----- RECORDS TO USE

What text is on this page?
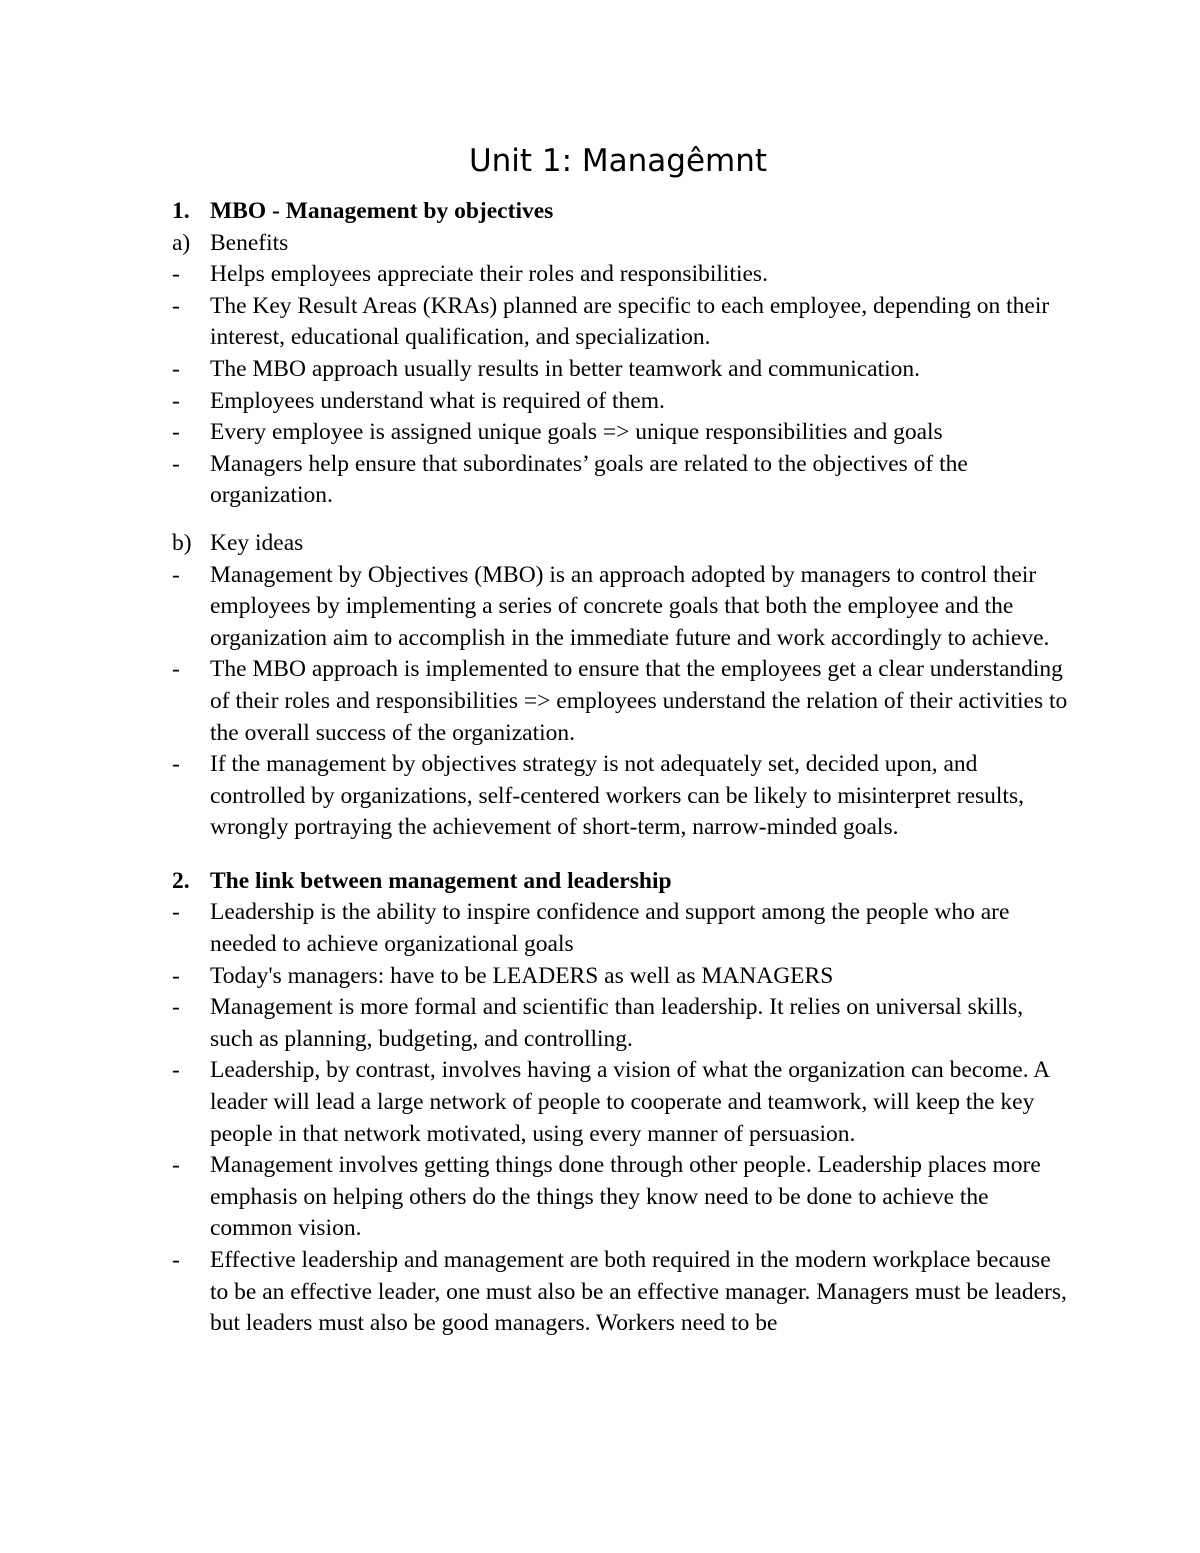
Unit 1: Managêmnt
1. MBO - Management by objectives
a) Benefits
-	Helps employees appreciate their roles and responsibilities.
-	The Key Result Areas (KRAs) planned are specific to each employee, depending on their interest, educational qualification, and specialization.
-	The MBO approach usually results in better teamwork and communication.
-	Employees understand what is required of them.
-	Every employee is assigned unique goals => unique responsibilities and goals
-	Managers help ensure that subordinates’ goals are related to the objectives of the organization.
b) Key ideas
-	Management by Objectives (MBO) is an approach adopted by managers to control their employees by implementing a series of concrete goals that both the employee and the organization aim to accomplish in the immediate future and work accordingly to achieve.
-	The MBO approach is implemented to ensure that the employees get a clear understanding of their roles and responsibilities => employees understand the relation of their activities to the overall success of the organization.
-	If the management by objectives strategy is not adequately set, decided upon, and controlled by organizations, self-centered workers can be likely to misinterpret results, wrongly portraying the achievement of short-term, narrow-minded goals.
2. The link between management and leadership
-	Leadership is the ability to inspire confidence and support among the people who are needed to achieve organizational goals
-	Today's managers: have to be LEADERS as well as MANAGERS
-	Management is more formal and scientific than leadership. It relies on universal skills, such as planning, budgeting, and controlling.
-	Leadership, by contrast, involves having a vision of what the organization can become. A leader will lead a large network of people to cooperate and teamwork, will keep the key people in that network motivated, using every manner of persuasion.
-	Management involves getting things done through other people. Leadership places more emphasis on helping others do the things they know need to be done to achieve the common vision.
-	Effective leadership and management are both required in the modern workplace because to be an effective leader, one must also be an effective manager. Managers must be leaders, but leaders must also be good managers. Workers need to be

----------

* [TASK]:
Quote every record above exactly, leaving out any pictures.

* [RESPONSE]:
What text is on this page?
Unit 1: Managêmnt
1. MBO - Management by objectives
a) Benefits
-	Helps employees appreciate their roles and responsibilities.
-	The Key Result Areas (KRAs) planned are specific to each employee, depending on their interest, educational qualification, and specialization.
-	The MBO approach usually results in better teamwork and communication.
-	Employees understand what is required of them.
-	Every employee is assigned unique goals => unique responsibilities and goals
-	Managers help ensure that subordinates’ goals are related to the objectives of the organization.
b) Key ideas
-	Management by Objectives (MBO) is an approach adopted by managers to control their employees by implementing a series of concrete goals that both the employee and the organization aim to accomplish in the immediate future and work accordingly to achieve.
-	The MBO approach is implemented to ensure that the employees get a clear understanding of their roles and responsibilities => employees understand the relation of their activities to the overall success of the organization.
-	If the management by objectives strategy is not adequately set, decided upon, and controlled by organizations, self-centered workers can be likely to misinterpret results, wrongly portraying the achievement of short-term, narrow-minded goals.
2. The link between management and leadership
-	Leadership is the ability to inspire confidence and support among the people who are needed to achieve organizational goals
-	Today's managers: have to be LEADERS as well as MANAGERS
-	Management is more formal and scientific than leadership. It relies on universal skills, such as planning, budgeting, and controlling.
-	Leadership, by contrast, involves having a vision of what the organization can become. A leader will lead a large network of people to cooperate and teamwork, will keep the key people in that network motivated, using every manner of persuasion.
-	Management involves getting things done through other people. Leadership places more emphasis on helping others do the things they know need to be done to achieve the common vision.
-	Effective leadership and management are both required in the modern workplace because to be an effective leader, one must also be an effective manager. Managers must be leaders, but leaders must also be good managers. Workers need to be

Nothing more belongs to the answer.